- [EXERCISE GOAL] Produce a verbatim transcription of the records below, beginning at the line containing "Output a JSON" and ending at the final line; include only those lines.

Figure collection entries
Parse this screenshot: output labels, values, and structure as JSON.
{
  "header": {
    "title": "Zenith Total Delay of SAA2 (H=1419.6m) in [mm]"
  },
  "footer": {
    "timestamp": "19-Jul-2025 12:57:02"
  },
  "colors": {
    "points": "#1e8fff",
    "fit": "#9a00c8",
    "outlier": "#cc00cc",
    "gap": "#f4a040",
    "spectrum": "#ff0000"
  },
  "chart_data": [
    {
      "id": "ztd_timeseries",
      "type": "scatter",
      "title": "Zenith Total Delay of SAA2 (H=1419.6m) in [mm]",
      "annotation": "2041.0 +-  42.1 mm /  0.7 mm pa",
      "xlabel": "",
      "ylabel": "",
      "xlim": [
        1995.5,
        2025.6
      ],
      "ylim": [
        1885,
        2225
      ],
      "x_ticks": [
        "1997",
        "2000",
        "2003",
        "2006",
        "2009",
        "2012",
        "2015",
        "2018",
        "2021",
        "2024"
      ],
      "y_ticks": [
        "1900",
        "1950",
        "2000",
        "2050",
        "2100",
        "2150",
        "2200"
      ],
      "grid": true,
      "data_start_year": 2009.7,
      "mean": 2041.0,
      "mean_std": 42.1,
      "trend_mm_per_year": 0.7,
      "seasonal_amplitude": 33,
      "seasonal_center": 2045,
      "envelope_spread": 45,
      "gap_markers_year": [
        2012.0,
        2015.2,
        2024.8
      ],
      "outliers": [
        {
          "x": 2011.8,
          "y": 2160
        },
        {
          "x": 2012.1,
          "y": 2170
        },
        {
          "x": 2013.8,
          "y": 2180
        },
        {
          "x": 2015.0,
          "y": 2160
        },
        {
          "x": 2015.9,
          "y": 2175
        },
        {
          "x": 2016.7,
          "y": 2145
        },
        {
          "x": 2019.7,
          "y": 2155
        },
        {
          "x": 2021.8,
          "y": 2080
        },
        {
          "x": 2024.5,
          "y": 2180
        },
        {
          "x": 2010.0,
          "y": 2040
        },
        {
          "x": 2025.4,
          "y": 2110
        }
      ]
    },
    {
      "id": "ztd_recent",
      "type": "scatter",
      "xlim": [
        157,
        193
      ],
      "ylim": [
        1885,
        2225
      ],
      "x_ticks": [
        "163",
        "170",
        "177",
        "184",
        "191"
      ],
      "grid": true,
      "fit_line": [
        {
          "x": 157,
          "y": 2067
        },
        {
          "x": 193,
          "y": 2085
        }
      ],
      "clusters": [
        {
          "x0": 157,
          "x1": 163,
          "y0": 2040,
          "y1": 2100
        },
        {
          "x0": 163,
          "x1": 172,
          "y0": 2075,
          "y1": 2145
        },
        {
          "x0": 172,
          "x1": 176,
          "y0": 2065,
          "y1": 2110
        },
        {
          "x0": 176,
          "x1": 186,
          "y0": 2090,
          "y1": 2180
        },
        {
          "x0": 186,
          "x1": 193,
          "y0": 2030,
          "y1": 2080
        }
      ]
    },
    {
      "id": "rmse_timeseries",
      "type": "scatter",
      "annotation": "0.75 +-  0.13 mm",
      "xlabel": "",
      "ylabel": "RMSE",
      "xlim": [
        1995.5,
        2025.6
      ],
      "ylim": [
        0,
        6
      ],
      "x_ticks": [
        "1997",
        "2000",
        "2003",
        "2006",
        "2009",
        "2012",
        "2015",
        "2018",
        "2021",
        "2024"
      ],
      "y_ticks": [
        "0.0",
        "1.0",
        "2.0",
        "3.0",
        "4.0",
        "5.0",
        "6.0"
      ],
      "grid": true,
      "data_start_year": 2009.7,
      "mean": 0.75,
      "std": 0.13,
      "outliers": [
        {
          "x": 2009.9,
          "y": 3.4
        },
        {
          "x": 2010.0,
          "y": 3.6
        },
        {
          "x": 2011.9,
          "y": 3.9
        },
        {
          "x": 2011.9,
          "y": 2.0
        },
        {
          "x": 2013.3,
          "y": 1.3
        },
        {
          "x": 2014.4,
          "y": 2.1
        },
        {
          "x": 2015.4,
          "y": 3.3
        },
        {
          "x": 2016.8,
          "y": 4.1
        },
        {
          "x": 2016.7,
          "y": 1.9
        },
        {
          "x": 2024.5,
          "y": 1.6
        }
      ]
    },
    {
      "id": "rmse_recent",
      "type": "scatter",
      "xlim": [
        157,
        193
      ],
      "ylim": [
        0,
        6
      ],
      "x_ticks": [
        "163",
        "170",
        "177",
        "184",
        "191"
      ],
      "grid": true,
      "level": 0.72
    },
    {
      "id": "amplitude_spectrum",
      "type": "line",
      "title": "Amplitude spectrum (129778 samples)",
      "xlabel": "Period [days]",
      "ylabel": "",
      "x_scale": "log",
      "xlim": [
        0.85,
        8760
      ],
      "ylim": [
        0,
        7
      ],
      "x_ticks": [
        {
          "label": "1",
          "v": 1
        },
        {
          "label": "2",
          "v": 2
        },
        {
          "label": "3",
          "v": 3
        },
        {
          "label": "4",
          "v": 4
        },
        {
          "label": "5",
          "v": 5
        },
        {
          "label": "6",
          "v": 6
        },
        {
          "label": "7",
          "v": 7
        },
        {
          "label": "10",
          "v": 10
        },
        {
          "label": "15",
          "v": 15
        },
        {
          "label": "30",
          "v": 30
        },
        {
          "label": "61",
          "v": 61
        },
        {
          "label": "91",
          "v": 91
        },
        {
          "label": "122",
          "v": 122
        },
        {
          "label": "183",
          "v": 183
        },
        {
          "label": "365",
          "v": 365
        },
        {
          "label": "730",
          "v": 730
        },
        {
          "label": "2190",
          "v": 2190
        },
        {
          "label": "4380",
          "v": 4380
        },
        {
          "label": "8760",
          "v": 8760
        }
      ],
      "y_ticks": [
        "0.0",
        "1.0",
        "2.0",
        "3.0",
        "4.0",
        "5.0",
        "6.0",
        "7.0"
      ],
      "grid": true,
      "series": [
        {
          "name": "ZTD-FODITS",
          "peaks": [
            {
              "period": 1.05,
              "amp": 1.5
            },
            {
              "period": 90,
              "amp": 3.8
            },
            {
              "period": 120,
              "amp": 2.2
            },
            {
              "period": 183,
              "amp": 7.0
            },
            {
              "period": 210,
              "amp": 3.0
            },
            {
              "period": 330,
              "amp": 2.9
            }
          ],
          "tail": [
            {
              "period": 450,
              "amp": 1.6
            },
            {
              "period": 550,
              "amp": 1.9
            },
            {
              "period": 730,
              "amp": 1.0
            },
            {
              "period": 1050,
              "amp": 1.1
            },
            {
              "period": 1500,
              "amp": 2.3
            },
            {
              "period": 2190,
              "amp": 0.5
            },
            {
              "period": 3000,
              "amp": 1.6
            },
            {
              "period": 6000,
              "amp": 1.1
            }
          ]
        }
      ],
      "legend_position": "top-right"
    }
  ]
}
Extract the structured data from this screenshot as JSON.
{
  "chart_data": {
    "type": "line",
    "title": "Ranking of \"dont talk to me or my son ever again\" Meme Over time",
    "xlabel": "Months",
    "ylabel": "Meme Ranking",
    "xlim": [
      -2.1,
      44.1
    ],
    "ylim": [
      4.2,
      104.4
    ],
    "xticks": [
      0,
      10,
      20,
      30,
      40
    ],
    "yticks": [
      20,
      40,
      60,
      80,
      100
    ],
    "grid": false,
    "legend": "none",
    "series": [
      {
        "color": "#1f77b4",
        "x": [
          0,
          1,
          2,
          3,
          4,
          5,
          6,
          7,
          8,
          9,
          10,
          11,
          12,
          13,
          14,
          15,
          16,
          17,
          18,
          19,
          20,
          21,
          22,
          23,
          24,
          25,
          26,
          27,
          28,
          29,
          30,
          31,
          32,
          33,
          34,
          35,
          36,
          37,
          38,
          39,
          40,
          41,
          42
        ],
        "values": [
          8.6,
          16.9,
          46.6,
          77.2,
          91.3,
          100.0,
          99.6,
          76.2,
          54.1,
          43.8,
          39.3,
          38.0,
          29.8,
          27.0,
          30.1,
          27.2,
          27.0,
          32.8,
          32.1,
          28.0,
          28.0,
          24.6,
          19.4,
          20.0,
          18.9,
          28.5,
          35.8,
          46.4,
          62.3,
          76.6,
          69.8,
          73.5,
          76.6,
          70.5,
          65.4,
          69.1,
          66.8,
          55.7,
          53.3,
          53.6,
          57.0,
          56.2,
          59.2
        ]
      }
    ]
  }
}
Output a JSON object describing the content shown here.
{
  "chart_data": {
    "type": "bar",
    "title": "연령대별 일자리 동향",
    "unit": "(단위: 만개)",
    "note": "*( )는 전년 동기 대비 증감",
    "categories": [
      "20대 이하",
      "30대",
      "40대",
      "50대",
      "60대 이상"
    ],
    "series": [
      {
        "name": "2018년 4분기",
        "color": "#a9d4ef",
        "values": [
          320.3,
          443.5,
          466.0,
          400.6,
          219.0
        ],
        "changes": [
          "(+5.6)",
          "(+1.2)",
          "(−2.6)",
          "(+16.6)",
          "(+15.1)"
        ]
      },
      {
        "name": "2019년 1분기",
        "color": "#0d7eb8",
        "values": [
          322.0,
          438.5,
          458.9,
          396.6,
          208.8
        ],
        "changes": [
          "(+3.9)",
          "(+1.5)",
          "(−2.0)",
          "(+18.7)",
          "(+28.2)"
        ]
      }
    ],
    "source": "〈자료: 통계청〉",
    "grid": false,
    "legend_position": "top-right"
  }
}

- [TASK OUTPUT]
Output a JSON object describing the content shown here.
{
  "chart_data": {
    "type": "bar",
    "title": "연령대별 일자리 동향",
    "unit": "(단위: 만개)",
    "note": "*( )는 전년 동기 대비 증감",
    "categories": [
      "20대 이하",
      "30대",
      "40대",
      "50대",
      "60대 이상"
    ],
    "series": [
      {
        "name": "2018년 4분기",
        "color": "#a9d4ef",
        "values": [
          320.3,
          443.5,
          466.0,
          400.6,
          219.0
        ],
        "changes": [
          "(+5.6)",
          "(+1.2)",
          "(−2.6)",
          "(+16.6)",
          "(+15.1)"
        ]
      },
      {
        "name": "2019년 1분기",
        "color": "#0d7eb8",
        "values": [
          322.0,
          438.5,
          458.9,
          396.6,
          208.8
        ],
        "changes": [
          "(+3.9)",
          "(+1.5)",
          "(−2.0)",
          "(+18.7)",
          "(+28.2)"
        ]
      }
    ],
    "source": "〈자료: 통계청〉",
    "grid": false,
    "legend_position": "top-right"
  }
}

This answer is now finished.